* Work to complete *
Go through the records below line by line, counting those that contain the word "AVENUE"; answer with the count only.

* Extracts from a graphics dataset *

• • • • • • •

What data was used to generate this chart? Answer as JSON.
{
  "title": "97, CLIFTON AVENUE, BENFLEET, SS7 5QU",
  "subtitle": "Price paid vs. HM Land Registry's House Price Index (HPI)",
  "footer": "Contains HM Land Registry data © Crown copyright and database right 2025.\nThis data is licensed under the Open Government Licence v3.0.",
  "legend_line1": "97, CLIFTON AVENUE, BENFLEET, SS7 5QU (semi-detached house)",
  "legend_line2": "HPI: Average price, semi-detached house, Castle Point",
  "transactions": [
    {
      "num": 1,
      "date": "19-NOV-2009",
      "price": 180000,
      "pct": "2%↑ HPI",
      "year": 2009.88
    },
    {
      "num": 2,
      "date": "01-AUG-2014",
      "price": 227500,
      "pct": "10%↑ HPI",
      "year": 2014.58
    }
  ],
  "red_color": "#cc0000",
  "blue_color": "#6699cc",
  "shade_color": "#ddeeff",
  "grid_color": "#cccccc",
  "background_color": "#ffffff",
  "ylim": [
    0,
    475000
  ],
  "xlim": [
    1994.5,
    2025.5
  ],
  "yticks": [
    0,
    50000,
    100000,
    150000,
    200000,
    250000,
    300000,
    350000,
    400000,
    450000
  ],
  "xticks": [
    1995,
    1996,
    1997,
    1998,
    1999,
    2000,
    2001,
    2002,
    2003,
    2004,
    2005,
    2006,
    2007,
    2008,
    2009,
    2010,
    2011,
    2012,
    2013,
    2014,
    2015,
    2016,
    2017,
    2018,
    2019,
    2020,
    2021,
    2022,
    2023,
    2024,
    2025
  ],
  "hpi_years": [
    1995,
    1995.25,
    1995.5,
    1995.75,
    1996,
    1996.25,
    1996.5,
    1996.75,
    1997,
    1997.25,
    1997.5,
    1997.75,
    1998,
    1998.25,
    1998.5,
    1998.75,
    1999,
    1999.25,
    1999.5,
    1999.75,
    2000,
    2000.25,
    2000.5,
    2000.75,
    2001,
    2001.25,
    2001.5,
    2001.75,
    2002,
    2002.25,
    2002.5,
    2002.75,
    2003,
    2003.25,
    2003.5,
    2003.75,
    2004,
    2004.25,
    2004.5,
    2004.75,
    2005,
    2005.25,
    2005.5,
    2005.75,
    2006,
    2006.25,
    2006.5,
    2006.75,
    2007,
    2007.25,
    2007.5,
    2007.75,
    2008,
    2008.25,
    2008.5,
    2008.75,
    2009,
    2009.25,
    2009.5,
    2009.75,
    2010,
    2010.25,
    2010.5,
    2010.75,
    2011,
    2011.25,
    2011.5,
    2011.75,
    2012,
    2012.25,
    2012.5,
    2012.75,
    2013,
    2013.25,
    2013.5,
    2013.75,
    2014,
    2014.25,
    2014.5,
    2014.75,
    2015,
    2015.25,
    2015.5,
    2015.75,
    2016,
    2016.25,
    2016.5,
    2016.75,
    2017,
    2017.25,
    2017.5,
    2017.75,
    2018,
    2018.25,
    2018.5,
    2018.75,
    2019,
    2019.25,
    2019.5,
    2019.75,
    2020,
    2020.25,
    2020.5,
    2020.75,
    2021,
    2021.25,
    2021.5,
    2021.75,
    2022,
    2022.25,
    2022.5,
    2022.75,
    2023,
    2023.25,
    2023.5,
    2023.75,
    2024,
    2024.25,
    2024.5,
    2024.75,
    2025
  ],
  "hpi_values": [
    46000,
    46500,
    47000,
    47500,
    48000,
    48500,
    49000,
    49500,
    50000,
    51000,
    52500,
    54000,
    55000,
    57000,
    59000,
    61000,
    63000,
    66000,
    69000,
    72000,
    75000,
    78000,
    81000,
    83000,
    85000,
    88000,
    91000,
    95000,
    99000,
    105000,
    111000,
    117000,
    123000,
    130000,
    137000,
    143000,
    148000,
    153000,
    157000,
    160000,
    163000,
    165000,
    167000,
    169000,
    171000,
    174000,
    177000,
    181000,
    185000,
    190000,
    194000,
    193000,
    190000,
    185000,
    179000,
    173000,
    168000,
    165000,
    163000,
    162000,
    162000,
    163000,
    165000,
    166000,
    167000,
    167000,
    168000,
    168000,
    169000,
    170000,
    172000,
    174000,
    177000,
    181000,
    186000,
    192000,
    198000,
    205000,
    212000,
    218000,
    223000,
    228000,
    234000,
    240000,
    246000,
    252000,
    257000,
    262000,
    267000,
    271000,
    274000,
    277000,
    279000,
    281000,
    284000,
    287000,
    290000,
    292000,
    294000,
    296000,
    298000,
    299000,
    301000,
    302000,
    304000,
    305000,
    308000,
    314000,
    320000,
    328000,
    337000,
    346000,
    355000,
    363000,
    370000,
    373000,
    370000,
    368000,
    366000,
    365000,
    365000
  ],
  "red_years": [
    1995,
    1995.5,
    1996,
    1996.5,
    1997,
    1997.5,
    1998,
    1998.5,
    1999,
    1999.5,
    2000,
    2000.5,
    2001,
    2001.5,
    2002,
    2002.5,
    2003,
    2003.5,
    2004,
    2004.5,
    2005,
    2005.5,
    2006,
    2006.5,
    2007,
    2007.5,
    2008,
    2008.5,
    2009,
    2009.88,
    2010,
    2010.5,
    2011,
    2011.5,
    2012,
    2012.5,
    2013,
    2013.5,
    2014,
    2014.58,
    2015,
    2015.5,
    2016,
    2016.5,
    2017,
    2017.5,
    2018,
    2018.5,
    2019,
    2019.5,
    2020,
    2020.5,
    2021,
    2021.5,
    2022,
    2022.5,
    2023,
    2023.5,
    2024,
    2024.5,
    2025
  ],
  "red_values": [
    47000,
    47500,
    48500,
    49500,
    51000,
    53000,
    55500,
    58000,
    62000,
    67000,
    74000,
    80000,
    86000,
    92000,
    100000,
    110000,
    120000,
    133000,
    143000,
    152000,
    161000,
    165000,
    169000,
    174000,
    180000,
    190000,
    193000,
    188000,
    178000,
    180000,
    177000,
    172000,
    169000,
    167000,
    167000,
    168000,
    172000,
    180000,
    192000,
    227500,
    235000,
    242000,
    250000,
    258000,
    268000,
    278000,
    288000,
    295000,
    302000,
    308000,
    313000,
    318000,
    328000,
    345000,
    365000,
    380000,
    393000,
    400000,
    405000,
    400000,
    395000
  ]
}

• • • • • • •

* Written response *
2